---- INPUT MATERIAL

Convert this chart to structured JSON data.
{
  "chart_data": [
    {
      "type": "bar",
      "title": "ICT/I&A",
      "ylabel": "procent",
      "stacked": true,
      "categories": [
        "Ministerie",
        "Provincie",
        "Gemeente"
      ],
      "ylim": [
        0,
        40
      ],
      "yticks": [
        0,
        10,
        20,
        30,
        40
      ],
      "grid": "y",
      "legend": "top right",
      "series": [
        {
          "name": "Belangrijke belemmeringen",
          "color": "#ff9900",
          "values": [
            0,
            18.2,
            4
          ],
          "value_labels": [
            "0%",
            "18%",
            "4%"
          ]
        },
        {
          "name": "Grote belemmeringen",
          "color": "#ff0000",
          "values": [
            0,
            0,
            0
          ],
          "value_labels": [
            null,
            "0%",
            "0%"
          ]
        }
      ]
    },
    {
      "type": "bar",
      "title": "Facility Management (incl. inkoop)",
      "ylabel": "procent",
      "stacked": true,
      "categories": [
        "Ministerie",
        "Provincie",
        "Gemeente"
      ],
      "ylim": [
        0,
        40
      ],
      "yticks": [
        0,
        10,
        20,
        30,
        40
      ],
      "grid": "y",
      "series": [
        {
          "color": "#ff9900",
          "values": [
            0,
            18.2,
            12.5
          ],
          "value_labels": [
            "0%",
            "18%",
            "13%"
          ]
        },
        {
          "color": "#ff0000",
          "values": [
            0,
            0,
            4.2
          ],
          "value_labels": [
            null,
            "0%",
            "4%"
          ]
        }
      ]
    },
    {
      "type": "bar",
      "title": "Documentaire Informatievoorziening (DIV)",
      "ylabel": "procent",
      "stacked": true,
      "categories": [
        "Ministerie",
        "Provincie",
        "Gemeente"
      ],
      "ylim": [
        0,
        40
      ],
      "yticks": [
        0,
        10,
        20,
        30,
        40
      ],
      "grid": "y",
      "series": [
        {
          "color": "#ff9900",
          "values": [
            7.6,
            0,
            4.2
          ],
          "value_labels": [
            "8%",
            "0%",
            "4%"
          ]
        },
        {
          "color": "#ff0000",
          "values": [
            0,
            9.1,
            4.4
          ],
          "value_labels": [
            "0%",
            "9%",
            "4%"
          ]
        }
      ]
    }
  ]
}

--------

— SHORT EXERCISE —
Without leaving anything out, give the entries again exactly.

— EXPECTED ANSWER —
Convert this chart to structured JSON data.
{
  "chart_data": [
    {
      "type": "bar",
      "title": "ICT/I&A",
      "ylabel": "procent",
      "stacked": true,
      "categories": [
        "Ministerie",
        "Provincie",
        "Gemeente"
      ],
      "ylim": [
        0,
        40
      ],
      "yticks": [
        0,
        10,
        20,
        30,
        40
      ],
      "grid": "y",
      "legend": "top right",
      "series": [
        {
          "name": "Belangrijke belemmeringen",
          "color": "#ff9900",
          "values": [
            0,
            18.2,
            4
          ],
          "value_labels": [
            "0%",
            "18%",
            "4%"
          ]
        },
        {
          "name": "Grote belemmeringen",
          "color": "#ff0000",
          "values": [
            0,
            0,
            0
          ],
          "value_labels": [
            null,
            "0%",
            "0%"
          ]
        }
      ]
    },
    {
      "type": "bar",
      "title": "Facility Management (incl. inkoop)",
      "ylabel": "procent",
      "stacked": true,
      "categories": [
        "Ministerie",
        "Provincie",
        "Gemeente"
      ],
      "ylim": [
        0,
        40
      ],
      "yticks": [
        0,
        10,
        20,
        30,
        40
      ],
      "grid": "y",
      "series": [
        {
          "color": "#ff9900",
          "values": [
            0,
            18.2,
            12.5
          ],
          "value_labels": [
            "0%",
            "18%",
            "13%"
          ]
        },
        {
          "color": "#ff0000",
          "values": [
            0,
            0,
            4.2
          ],
          "value_labels": [
            null,
            "0%",
            "4%"
          ]
        }
      ]
    },
    {
      "type": "bar",
      "title": "Documentaire Informatievoorziening (DIV)",
      "ylabel": "procent",
      "stacked": true,
      "categories": [
        "Ministerie",
        "Provincie",
        "Gemeente"
      ],
      "ylim": [
        0,
        40
      ],
      "yticks": [
        0,
        10,
        20,
        30,
        40
      ],
      "grid": "y",
      "series": [
        {
          "color": "#ff9900",
          "values": [
            7.6,
            0,
            4.2
          ],
          "value_labels": [
            "8%",
            "0%",
            "4%"
          ]
        },
        {
          "color": "#ff0000",
          "values": [
            0,
            9.1,
            4.4
          ],
          "value_labels": [
            "0%",
            "9%",
            "4%"
          ]
        }
      ]
    }
  ]
}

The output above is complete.